* BEGIN SOURCE *

I’ve been very quiet on-line in the last few months, due mainly to the fact that I’ve been writing a new undergraduate course on multivariate data analysis. Although there are many books and on-line notes on the general topic of multivariate statistics, I wanted to do something a little bit different from any text I have yet discovered. First, I wanted to have a strong emphasis on using techniques in practice on example data sets of reasonable size. For this, I found Hastie et al (2009) to be very useful, as it covered some interesting example data sets which have been bundled in the CRAN R package, ElemStatLearn. I used several of the data sets from this package as running examples throughout the course. In fact my initial plan was to use Hastie et al as the main course text, but it turned out that this text was in some places overly technical and in many places far too terse to be good as an undergraduate text. I would still recommend the book for researchers who want a good overview of the interface between statistics and machine learning, but with hindsight I’m not convinced it is ideal for typical statistics undergraduate students.

* END SOURCE *

## WHAT YOU NEED TO DO
1 – Reproduce the lines in the records from the one containing "contour-label: 0.0 <box>1151" down to the one containing "wind-vector <box>591 394 598 401</box>", including both.
2 – Continue the post about writing a multivariate data analysis course, picking up after its final sentence.

* BEGIN GIVEN ENTRIES *

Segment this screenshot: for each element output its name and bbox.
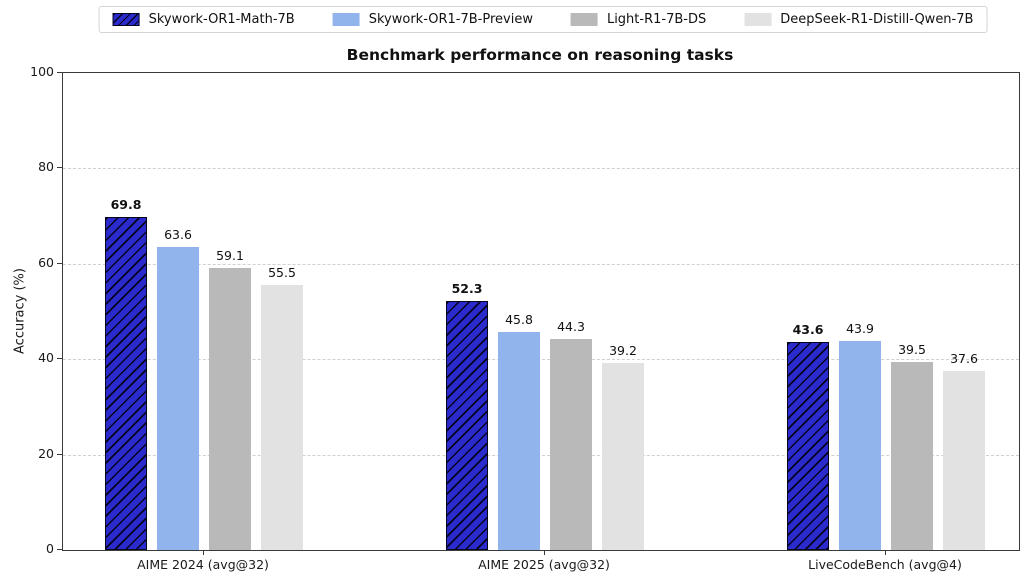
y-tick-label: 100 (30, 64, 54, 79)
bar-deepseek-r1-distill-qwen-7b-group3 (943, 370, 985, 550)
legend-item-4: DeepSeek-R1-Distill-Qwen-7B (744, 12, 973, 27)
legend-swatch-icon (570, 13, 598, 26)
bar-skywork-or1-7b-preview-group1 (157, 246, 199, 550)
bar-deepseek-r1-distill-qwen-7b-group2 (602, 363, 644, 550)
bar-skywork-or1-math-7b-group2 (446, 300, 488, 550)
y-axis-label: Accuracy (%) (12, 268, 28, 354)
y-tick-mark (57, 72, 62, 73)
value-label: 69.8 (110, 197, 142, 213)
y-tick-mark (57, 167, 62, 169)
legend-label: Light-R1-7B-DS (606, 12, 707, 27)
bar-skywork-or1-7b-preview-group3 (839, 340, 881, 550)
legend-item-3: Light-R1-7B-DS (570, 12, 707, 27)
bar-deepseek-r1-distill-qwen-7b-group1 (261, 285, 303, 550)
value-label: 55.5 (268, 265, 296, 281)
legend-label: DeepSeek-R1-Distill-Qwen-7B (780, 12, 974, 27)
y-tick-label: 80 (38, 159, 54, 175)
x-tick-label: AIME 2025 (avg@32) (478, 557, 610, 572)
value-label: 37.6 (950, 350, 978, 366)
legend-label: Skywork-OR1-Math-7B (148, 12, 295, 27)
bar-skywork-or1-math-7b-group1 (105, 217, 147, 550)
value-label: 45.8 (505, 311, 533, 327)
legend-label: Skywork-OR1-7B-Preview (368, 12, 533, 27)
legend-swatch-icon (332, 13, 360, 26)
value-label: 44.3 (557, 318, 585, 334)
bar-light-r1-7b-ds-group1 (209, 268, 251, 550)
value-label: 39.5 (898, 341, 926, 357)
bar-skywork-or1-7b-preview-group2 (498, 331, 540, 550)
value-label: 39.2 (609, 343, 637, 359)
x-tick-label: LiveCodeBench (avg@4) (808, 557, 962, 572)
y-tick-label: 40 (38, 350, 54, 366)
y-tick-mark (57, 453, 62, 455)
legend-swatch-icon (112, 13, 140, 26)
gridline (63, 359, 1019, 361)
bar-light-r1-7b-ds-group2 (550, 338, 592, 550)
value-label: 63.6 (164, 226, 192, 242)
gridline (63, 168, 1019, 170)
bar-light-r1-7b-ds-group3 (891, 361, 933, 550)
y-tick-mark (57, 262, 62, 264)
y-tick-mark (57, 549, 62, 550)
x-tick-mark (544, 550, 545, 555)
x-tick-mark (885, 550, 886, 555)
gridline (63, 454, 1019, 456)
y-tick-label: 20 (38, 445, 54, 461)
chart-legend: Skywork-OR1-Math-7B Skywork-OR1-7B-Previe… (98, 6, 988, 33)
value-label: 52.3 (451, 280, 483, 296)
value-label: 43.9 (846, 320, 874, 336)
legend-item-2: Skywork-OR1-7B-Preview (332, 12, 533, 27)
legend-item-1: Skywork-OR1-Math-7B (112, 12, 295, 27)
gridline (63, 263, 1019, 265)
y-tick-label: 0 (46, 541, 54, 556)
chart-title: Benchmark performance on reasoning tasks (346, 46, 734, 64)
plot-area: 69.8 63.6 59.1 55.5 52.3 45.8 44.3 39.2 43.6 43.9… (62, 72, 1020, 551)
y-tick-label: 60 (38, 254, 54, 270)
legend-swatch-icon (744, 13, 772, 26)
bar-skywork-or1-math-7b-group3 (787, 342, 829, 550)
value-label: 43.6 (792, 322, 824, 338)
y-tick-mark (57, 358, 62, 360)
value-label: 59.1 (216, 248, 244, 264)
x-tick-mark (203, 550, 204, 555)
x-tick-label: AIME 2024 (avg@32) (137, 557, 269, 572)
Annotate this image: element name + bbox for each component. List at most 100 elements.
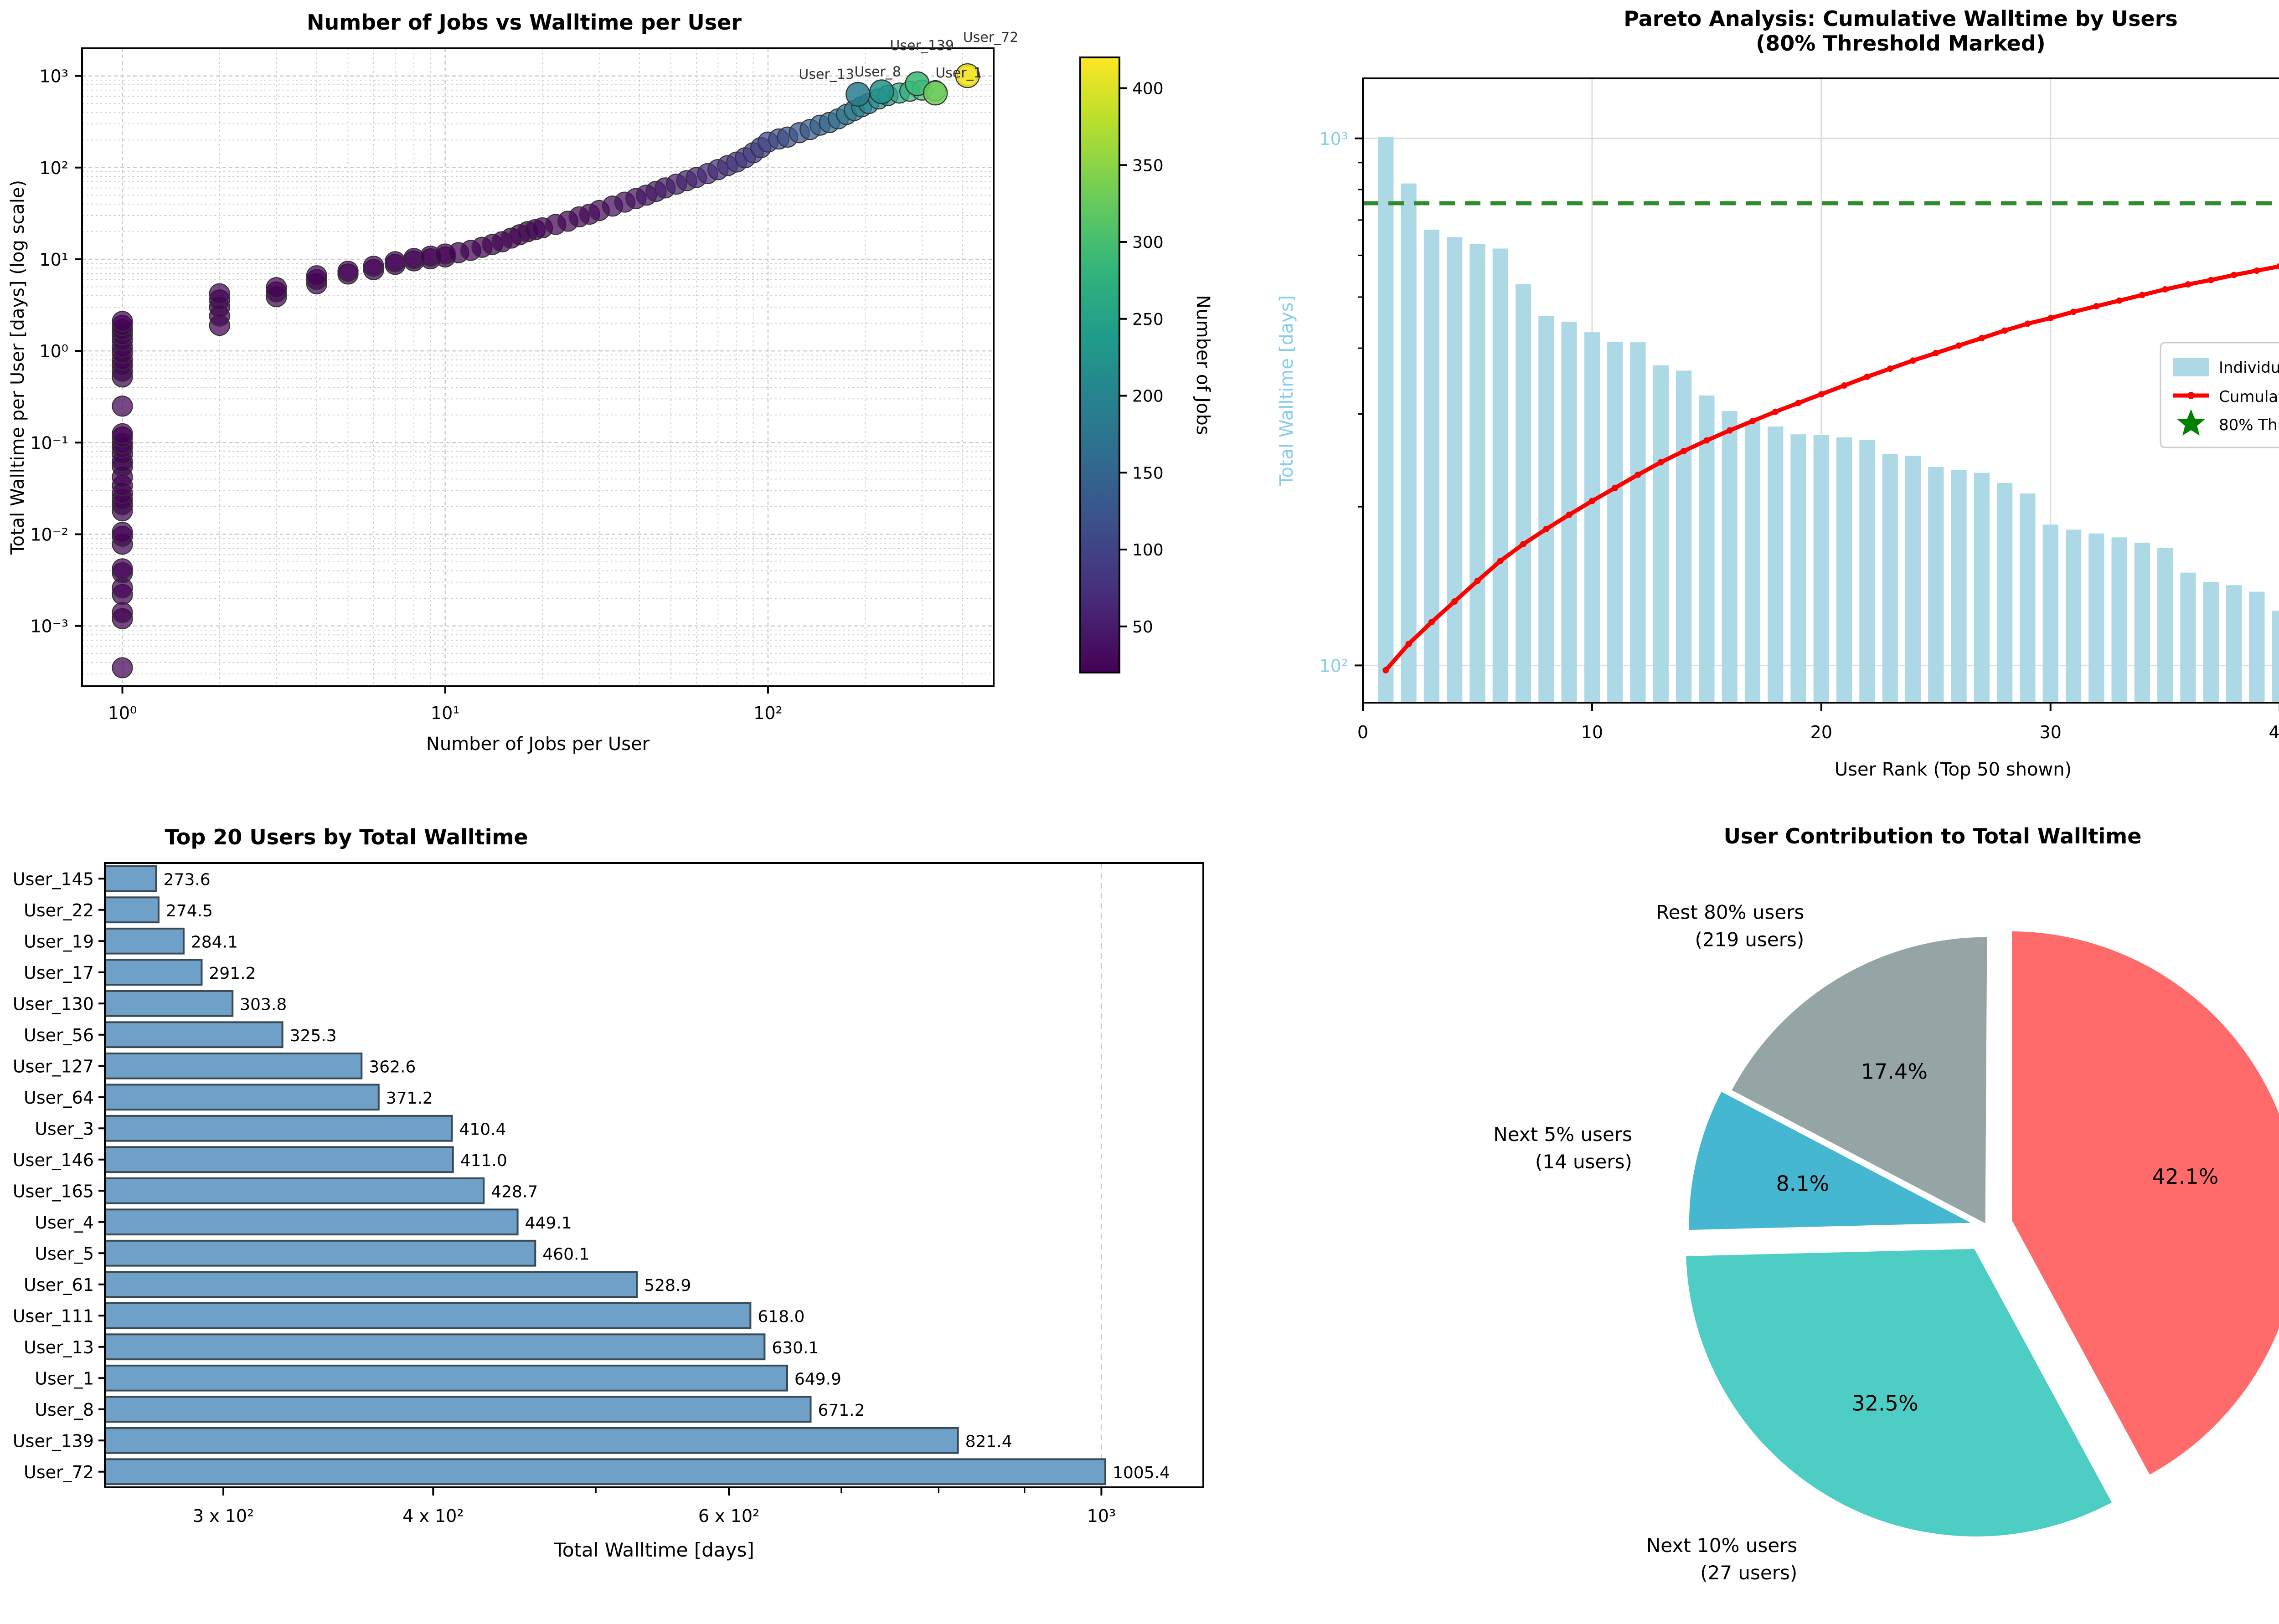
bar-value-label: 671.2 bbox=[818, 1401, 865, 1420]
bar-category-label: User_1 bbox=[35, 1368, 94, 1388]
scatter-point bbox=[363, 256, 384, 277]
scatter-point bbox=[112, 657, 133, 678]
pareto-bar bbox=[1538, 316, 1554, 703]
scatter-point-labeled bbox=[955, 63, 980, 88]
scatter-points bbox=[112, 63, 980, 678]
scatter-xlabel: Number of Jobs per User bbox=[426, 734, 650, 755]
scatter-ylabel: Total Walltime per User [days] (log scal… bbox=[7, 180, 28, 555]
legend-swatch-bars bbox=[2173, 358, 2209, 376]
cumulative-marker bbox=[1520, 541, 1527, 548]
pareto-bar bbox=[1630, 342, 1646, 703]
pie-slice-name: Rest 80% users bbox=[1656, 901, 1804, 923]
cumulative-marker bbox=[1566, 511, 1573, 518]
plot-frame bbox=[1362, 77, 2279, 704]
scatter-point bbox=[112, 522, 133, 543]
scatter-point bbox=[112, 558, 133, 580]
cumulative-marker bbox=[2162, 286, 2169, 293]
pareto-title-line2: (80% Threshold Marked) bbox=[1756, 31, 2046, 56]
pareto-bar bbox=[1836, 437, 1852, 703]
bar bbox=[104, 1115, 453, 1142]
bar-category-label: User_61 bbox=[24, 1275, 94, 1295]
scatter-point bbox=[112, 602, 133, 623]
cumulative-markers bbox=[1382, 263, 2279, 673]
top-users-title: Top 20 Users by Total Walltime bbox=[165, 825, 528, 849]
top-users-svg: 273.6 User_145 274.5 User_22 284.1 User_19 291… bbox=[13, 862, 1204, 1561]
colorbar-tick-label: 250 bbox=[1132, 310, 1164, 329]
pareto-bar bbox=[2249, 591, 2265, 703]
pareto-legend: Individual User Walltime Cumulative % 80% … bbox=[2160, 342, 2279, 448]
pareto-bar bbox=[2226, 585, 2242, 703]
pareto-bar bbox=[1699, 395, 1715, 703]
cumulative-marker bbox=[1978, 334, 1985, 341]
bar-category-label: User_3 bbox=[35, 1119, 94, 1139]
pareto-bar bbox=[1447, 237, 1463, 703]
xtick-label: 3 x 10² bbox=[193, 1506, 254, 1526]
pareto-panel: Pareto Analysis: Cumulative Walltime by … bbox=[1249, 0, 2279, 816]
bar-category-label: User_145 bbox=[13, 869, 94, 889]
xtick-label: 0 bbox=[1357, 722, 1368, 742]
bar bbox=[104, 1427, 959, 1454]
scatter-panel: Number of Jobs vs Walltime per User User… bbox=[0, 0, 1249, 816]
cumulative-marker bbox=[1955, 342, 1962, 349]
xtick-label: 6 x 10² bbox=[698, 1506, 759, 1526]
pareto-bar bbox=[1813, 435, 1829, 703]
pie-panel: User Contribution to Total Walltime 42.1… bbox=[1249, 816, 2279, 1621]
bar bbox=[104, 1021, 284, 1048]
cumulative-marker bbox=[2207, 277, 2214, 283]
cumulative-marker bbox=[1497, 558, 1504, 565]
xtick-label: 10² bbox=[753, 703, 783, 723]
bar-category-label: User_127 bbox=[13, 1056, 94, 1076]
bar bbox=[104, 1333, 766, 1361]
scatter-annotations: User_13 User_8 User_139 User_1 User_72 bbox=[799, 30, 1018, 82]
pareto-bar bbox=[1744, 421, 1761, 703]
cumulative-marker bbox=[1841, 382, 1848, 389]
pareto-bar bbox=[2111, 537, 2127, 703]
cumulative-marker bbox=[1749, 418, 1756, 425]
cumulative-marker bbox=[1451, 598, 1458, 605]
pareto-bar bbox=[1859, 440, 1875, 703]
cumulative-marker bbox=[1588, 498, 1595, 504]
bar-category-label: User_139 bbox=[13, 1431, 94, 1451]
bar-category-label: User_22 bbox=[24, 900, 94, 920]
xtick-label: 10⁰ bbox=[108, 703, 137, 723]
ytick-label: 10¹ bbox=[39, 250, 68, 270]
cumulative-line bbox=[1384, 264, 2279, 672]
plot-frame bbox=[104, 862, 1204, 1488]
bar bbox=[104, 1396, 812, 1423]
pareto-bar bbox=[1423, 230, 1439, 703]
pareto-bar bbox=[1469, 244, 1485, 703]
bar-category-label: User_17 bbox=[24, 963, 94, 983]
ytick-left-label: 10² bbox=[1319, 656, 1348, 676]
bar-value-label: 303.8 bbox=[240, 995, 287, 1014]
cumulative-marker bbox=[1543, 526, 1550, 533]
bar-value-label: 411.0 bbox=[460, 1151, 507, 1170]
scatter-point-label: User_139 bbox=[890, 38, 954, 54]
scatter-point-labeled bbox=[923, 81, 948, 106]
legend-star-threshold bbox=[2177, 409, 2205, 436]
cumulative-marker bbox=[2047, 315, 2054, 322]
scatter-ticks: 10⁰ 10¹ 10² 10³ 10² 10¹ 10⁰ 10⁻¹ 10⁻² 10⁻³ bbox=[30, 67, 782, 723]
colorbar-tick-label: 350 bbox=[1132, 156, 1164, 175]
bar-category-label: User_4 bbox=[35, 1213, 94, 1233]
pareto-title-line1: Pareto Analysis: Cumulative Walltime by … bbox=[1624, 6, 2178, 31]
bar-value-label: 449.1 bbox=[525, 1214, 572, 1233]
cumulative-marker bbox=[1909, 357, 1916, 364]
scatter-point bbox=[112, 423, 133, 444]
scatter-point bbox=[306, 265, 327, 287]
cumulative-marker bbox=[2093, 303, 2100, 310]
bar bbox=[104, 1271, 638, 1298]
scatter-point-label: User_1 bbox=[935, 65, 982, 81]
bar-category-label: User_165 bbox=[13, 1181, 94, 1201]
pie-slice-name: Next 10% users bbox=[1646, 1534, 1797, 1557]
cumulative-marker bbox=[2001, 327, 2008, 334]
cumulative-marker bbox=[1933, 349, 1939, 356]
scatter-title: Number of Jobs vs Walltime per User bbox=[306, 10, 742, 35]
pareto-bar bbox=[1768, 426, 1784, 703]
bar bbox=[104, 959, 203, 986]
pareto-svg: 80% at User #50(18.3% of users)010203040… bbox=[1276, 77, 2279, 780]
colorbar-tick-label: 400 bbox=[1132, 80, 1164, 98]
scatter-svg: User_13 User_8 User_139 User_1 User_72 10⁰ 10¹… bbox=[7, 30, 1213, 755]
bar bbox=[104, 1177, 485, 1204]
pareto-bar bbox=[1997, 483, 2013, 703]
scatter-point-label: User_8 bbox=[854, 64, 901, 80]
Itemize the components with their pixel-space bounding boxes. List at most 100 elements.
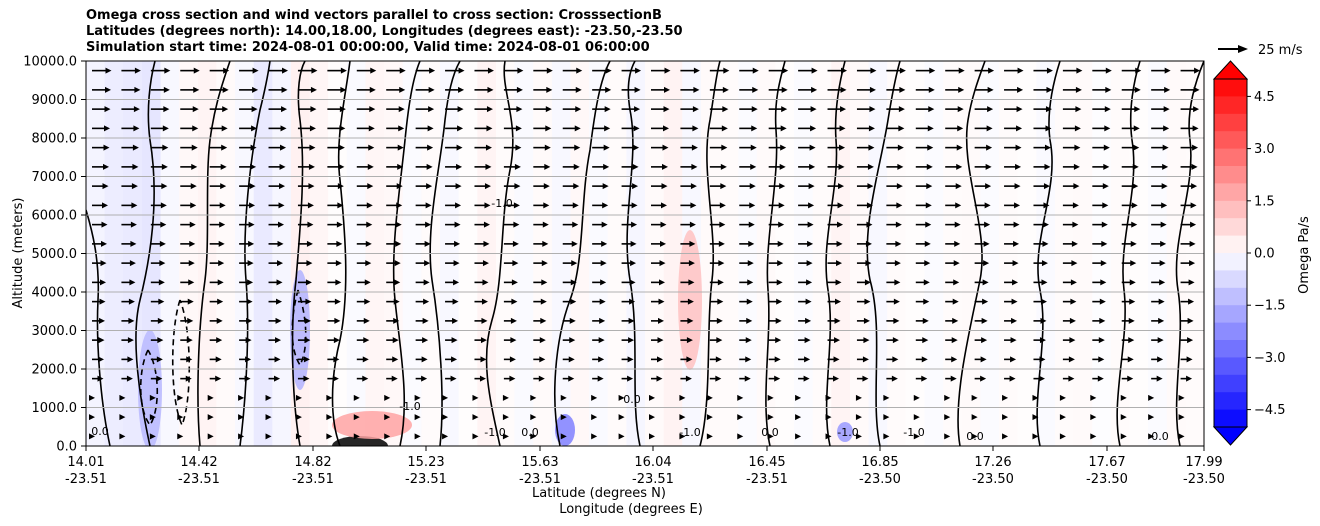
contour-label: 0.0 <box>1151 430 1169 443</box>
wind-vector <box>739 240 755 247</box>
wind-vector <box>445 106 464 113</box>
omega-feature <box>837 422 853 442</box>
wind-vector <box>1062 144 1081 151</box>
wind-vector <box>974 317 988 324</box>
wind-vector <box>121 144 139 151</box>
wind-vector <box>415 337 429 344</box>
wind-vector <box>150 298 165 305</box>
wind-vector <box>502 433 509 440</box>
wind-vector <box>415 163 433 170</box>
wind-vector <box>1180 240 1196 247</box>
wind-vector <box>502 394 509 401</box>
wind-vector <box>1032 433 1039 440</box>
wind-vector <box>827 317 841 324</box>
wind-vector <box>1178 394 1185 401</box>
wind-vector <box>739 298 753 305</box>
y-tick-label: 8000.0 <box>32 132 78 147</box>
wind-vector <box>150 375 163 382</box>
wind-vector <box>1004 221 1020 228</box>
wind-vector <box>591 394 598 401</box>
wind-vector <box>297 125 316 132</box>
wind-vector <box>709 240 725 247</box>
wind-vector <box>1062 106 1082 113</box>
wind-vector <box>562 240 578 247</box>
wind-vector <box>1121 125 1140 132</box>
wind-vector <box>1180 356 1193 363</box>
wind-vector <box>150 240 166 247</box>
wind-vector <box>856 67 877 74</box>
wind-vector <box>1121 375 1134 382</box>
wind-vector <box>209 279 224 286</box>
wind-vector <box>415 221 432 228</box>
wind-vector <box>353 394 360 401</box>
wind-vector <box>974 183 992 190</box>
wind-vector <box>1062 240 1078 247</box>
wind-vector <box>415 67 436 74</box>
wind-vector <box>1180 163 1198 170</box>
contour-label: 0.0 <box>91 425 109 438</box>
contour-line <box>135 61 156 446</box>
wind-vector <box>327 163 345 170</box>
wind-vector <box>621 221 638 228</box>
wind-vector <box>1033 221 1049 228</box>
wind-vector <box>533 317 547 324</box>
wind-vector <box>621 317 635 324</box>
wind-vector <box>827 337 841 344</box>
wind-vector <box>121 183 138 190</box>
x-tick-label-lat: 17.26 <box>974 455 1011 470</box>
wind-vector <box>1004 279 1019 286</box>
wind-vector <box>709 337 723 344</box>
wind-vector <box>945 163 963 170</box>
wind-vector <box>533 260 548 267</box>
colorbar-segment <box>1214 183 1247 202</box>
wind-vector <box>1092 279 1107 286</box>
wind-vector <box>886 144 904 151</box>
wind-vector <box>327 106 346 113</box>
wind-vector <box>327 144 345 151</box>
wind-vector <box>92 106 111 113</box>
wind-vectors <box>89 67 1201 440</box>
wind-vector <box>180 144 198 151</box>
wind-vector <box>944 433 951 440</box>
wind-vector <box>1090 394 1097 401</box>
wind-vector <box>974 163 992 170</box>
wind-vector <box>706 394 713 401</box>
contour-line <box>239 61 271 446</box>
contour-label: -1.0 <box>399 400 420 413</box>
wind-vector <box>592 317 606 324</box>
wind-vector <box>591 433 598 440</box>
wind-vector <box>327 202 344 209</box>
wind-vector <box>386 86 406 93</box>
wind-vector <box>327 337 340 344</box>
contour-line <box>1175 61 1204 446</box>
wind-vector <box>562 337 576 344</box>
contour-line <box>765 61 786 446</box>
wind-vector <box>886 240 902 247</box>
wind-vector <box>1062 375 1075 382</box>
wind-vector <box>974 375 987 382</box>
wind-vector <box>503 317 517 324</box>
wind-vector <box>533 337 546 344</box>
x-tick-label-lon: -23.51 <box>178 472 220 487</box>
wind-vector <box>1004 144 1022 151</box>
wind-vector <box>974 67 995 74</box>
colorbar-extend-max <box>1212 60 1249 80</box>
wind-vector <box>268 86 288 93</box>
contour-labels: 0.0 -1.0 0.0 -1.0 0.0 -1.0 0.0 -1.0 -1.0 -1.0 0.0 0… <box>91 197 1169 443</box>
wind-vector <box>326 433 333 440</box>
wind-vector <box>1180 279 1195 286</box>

* END GIVEN ENTRIES *

## ANSWERS FOR THIS EXERCISE
1 –
contour-label: 0.0 <box>1151 430 1169 443</box>
wind-vector <box>739 240 755 247</box>
wind-vector <box>445 106 464 113</box>
omega-feature <box>837 422 853 442</box>
wind-vector <box>1062 144 1081 151</box>
wind-vector <box>974 317 988 324</box>
wind-vector <box>121 144 139 151</box>
wind-vector <box>415 337 429 344</box>
wind-vector <box>150 298 165 305</box>
wind-vector <box>502 433 509 440</box>
wind-vector <box>415 163 433 170</box>
wind-vector <box>1180 240 1196 247</box>
wind-vector <box>502 394 509 401</box>
wind-vector <box>1032 433 1039 440</box>
wind-vector <box>827 317 841 324</box>
wind-vector <box>1178 394 1185 401</box>
wind-vector <box>739 298 753 305</box>
y-tick-label: 8000.0 <box>32 132 78 147</box>
wind-vector <box>150 375 163 382</box>
wind-vector <box>1004 221 1020 228</box>
wind-vector <box>591 394 598 401</box>

2 –
I also wanted to have a strong emphasis on numerical linear algebra as the basis for multivariate statistical computation. Again, this is a bit different from “old school” multivariate statistics (which reminds me, John Marden has produced a great text available freely on-line on old school multivariate analysis, which isn’t quite as “old school” as the title might suggest). I wanted to spend some time talking about linear systems and matrix factorisations, explaining, for example how the LU decomposition, the Cholesky factorisation and the QR factorisations are related, and why the latter two are both fundamental to multivariate data analysis, and how the singular value decomposition (SVD) is related to the spectral decomposition, and why it is generally better to construct principal components from the SVD of the centred data matrix than the eigen-decomposition of the sample variance matrix, etc. These sorts of topics are not often covered in undergraduate statistics courses, but they are crucial to understanding how to analyse large multivariate data sets in a numerically stable way.

I also wanted to downplay distribution theory as much as possible, as multivariate distribution theory is quite difficult, and not necessary for understanding most of the essential concepts in multivariate data analysis. Also, it is not obviously very useful. Essentially all introductory courses are based around the multivariate normal distribution, but I have yet to see a real non-trivial multivariate data set for which an assumption of multivariate normality is appropriate. Consequently I delayed the introduction of the multivariate normal until well into the course, and didn’t bother with the Wishart distribution, or testing for multivariate normality. Like much frequentist testing, it is really just a matter of seeing if you have yet collected a large enough sample to reject the null hypothesis – I just don’t see the point (null)!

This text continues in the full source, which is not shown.